- [Exercise task]:
Consider the data that follows and state how many lines contain the string "from", using the number alone.

Records contained in a dataset:

* * *

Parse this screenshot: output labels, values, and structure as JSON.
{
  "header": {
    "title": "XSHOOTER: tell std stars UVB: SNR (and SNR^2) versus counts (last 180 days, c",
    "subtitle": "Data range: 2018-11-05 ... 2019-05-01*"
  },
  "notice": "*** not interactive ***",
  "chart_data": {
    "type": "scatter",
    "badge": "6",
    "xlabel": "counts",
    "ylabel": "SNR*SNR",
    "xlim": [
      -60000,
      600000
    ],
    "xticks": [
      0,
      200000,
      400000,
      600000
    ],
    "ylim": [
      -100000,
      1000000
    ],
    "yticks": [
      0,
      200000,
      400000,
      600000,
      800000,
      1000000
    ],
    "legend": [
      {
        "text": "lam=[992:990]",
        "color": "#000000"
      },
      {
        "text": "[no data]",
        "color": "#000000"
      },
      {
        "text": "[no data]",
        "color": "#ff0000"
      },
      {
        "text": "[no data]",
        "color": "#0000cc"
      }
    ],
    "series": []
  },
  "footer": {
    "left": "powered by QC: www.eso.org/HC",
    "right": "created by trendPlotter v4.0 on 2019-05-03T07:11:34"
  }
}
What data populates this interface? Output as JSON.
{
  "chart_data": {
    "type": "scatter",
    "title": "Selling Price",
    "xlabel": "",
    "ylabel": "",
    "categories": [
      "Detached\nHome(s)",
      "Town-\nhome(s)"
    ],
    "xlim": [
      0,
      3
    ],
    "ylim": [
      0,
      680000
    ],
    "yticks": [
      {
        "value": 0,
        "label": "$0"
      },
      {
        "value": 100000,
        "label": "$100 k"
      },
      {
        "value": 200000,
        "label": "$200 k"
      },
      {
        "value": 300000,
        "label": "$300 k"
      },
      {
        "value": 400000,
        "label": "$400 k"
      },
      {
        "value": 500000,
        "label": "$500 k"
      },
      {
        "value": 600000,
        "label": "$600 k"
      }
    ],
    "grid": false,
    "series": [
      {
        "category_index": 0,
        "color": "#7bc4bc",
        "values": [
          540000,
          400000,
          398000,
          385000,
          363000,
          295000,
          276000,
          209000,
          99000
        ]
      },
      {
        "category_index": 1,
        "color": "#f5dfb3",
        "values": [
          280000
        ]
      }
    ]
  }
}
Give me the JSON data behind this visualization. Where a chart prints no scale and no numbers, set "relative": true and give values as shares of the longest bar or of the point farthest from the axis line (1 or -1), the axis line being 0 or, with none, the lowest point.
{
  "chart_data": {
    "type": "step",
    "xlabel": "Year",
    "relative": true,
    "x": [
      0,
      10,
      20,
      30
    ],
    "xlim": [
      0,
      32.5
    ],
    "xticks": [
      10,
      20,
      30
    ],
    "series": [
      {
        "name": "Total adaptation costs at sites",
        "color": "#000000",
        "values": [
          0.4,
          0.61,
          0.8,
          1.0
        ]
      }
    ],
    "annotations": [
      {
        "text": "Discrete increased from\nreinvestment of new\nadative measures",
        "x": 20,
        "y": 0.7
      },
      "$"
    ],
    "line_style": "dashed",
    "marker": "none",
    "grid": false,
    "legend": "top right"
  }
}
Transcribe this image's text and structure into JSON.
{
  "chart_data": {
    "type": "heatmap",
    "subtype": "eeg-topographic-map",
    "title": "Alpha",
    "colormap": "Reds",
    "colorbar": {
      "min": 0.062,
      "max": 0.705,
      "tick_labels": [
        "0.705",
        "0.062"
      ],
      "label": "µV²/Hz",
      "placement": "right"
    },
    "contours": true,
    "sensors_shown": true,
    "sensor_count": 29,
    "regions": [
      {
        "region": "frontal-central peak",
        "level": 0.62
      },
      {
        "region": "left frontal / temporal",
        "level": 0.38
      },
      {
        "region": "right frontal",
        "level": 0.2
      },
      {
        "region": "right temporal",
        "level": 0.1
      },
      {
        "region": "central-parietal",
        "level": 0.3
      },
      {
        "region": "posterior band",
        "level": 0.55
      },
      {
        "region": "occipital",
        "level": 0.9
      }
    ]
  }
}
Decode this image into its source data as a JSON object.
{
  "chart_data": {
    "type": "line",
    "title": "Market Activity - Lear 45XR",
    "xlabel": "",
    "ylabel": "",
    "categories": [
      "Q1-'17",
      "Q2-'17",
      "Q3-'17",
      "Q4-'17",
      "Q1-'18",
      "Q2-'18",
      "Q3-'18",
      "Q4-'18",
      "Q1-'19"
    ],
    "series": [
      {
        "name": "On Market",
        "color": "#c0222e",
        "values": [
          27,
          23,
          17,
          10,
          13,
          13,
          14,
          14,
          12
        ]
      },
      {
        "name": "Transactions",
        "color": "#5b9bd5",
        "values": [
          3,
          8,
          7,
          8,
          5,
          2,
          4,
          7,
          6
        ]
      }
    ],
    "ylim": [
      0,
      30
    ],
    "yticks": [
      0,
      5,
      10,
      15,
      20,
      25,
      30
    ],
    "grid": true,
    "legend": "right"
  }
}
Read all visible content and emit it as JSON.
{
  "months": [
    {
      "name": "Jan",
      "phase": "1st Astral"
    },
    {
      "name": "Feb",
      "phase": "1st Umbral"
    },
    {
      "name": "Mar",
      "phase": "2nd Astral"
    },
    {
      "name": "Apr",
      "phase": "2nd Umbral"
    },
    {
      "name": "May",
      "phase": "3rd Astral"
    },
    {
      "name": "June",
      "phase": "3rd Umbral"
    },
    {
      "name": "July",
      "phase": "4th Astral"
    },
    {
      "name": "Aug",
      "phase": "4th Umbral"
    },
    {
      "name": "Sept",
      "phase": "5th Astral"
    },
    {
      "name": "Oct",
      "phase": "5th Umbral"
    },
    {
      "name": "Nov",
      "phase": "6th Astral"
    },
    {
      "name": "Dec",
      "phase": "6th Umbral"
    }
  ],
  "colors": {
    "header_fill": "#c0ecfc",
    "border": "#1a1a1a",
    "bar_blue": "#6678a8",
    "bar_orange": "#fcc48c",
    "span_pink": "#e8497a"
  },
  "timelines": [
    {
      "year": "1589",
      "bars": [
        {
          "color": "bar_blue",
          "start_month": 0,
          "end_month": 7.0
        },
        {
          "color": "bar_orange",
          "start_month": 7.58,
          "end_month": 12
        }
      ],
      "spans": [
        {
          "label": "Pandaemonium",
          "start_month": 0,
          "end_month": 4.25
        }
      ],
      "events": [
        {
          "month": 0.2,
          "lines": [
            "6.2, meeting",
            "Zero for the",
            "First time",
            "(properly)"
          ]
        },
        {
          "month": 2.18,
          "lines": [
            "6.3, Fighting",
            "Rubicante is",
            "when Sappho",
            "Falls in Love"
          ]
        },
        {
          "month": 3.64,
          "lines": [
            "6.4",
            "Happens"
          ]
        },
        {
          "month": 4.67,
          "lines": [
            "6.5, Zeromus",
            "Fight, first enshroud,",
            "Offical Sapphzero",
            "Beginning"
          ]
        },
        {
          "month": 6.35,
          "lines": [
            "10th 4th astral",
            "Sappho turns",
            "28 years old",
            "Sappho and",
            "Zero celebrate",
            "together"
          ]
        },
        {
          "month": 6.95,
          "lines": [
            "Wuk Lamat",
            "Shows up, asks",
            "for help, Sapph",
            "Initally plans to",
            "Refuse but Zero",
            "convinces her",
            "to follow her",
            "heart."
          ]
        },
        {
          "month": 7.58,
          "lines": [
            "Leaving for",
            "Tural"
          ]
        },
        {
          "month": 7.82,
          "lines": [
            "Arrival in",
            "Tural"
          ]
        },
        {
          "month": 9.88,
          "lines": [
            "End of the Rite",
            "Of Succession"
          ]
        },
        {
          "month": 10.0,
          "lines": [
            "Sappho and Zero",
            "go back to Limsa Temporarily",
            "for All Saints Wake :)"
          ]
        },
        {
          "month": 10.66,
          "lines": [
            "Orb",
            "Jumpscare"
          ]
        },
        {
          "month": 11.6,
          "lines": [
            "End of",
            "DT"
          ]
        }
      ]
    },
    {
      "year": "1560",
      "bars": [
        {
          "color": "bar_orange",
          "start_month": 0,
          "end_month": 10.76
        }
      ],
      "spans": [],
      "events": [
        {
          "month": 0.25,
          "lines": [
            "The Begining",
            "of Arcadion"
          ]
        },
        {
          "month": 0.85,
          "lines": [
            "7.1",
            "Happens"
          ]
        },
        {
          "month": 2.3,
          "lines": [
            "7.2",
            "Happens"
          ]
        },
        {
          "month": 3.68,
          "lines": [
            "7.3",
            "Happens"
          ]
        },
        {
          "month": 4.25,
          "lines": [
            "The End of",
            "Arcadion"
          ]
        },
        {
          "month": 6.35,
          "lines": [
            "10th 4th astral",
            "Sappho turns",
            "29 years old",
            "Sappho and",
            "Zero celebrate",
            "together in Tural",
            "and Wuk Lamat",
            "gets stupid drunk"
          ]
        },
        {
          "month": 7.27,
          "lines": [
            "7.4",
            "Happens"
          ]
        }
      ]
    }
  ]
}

* * *

- [Final result]:
2